* **Directive**: Search the data below for the string "title". Extract every line that contains it.

* * * * * * * * *

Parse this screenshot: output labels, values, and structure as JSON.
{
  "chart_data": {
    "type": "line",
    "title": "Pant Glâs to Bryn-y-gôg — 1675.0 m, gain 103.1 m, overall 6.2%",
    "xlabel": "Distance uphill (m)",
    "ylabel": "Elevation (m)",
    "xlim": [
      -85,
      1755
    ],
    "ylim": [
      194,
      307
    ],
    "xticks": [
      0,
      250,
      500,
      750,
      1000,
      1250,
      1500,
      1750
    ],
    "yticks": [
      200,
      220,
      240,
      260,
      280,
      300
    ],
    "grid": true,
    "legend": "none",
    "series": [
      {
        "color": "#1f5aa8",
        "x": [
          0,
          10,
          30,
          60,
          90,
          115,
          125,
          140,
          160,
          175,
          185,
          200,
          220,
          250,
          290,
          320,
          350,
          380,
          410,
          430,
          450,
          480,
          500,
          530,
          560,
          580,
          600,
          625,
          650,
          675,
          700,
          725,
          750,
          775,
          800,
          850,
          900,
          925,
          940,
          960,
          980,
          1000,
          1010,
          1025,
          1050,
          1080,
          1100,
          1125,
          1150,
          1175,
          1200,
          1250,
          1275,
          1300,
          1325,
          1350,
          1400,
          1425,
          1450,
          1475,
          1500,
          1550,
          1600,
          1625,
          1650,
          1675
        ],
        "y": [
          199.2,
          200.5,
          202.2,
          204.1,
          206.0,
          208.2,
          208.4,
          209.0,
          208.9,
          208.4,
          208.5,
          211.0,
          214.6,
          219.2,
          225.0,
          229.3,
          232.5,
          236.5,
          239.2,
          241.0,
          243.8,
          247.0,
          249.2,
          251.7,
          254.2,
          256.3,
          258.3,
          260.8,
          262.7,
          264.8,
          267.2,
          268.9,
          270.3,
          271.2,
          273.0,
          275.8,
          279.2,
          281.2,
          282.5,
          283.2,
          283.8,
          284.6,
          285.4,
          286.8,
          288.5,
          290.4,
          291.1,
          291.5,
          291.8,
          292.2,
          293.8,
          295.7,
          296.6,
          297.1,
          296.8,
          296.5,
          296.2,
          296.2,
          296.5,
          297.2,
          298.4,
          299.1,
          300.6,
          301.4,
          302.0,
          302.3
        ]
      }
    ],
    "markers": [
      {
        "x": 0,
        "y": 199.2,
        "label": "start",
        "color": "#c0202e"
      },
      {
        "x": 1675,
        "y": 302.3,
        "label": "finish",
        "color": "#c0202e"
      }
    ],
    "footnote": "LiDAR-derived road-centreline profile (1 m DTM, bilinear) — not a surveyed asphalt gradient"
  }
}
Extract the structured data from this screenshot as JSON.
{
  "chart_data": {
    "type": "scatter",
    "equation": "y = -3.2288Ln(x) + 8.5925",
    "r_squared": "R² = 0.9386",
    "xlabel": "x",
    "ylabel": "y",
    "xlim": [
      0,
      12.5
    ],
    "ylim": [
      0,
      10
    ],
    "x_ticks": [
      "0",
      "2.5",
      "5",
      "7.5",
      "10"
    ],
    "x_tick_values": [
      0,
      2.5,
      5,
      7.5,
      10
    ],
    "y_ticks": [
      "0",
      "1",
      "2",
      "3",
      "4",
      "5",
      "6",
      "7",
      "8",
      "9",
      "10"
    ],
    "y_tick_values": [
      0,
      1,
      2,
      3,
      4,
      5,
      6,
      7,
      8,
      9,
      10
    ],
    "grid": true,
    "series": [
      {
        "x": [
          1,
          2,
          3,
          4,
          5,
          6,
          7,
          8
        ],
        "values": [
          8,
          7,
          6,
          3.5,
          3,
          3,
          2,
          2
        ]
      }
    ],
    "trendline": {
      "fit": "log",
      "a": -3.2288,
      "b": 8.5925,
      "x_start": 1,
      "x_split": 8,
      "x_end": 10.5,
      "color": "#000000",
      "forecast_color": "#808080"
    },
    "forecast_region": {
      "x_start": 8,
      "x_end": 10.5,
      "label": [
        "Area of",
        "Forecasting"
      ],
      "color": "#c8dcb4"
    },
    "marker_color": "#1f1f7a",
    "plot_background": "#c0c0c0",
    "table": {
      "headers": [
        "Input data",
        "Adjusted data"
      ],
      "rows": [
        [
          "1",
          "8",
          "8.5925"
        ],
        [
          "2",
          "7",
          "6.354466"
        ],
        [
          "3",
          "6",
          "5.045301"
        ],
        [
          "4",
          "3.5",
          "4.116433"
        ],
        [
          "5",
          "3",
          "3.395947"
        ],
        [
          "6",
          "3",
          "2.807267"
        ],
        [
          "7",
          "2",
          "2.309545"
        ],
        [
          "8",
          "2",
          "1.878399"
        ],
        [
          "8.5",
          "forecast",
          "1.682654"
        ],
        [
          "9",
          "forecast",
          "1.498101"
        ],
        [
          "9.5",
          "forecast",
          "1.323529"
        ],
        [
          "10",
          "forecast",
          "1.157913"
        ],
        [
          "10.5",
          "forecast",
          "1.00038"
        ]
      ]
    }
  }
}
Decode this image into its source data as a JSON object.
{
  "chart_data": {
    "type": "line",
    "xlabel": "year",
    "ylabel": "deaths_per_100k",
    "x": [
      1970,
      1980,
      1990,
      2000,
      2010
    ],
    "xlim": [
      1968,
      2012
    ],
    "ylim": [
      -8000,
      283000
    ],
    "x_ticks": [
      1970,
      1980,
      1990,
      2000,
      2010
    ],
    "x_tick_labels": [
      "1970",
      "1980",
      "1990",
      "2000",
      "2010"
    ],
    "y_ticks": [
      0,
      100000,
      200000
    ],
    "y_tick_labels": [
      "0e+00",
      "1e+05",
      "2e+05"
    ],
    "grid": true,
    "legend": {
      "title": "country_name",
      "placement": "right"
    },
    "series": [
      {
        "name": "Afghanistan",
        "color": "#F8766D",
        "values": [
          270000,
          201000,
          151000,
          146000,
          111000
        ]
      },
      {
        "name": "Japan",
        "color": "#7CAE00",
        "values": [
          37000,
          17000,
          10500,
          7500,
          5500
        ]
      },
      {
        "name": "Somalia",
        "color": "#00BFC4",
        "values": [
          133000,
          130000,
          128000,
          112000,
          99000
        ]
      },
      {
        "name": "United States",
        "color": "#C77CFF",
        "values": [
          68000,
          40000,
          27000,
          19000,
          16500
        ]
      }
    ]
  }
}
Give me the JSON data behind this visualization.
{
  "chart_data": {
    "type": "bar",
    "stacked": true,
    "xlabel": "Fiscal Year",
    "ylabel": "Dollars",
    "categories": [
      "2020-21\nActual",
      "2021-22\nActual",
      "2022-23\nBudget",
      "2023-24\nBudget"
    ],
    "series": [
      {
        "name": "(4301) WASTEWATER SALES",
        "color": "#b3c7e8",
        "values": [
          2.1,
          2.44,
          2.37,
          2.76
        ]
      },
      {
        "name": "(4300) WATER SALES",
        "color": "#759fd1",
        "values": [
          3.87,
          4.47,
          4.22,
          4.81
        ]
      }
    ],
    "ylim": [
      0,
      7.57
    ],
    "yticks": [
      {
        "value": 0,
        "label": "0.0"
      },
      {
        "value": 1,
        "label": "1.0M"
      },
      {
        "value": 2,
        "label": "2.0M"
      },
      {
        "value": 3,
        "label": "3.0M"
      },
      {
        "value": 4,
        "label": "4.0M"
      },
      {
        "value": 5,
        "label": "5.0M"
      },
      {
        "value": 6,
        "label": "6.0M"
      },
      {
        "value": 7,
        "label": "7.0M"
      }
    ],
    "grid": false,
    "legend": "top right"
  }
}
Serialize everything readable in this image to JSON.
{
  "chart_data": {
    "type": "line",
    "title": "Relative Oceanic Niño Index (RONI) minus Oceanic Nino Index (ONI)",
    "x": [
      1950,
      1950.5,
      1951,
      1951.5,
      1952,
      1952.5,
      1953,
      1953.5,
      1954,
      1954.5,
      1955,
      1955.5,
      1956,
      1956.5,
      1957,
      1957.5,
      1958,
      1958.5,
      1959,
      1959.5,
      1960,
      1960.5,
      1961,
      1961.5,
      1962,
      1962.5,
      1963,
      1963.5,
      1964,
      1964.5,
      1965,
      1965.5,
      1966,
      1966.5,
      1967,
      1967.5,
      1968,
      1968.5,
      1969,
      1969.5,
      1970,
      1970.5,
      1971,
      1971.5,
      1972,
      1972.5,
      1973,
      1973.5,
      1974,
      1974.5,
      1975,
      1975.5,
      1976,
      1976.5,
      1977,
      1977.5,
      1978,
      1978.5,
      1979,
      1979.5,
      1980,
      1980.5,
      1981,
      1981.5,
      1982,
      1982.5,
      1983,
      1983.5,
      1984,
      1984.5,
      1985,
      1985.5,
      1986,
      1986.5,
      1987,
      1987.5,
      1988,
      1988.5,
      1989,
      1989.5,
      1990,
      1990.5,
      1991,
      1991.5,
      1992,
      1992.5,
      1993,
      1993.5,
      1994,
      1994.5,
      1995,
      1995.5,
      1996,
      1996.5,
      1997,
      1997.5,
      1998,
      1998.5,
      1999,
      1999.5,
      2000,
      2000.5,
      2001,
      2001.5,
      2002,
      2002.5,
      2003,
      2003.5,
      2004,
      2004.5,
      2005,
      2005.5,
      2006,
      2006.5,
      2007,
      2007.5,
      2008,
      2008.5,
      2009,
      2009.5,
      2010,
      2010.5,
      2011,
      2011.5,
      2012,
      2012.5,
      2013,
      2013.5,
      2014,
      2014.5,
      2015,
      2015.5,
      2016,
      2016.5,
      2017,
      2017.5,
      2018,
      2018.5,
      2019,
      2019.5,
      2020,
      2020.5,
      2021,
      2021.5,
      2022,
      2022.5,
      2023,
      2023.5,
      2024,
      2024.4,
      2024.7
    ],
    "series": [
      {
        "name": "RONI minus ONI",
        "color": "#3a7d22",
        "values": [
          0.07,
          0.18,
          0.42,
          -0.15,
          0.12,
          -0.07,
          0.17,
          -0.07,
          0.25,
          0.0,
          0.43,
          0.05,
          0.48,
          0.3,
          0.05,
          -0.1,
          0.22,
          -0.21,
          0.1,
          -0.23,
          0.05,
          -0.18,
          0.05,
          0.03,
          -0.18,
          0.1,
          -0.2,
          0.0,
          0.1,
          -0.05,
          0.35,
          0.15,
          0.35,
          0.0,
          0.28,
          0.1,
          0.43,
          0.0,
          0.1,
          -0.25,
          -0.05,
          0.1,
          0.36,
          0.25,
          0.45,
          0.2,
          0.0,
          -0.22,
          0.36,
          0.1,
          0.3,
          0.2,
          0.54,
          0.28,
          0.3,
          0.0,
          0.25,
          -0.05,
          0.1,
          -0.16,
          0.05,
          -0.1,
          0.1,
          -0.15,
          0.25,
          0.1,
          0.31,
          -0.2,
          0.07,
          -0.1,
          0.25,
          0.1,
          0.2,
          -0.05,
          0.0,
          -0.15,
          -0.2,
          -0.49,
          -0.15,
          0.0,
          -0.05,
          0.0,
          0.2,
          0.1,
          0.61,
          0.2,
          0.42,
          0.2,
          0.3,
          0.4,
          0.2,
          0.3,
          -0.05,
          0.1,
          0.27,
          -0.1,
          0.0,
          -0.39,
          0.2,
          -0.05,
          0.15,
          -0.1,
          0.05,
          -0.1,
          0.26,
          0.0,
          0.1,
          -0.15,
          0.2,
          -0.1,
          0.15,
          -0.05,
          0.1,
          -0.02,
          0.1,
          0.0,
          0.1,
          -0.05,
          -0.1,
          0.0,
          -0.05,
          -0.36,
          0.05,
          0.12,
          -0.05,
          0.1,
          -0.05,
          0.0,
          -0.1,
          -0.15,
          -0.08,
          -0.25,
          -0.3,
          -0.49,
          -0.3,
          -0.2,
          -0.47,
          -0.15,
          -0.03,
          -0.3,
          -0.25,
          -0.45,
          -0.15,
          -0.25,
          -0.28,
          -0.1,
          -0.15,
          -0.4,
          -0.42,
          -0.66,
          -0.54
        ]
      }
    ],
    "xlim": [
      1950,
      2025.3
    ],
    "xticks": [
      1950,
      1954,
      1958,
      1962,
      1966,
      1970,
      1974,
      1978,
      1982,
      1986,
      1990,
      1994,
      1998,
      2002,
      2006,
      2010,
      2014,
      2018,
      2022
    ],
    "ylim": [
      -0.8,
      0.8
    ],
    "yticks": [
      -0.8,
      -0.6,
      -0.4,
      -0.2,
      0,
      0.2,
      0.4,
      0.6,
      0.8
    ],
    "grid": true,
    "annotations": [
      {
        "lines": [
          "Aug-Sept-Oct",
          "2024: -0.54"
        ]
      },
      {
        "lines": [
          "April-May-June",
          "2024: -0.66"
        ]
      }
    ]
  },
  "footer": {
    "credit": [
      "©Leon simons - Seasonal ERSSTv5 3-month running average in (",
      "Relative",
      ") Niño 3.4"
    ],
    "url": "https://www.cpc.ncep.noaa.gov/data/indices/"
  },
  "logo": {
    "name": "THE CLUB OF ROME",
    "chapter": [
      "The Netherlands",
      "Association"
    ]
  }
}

* * * * * * * * *

* **Output below**:
    "title": "Pant Glâs to Bryn-y-gôg — 1675.0 m, gain 103.1 m, overall 6.2%",
      "title": "country_name",
    "title": "Relative Oceanic Niño Index (RONI) minus Oceanic Nino Index (ONI)",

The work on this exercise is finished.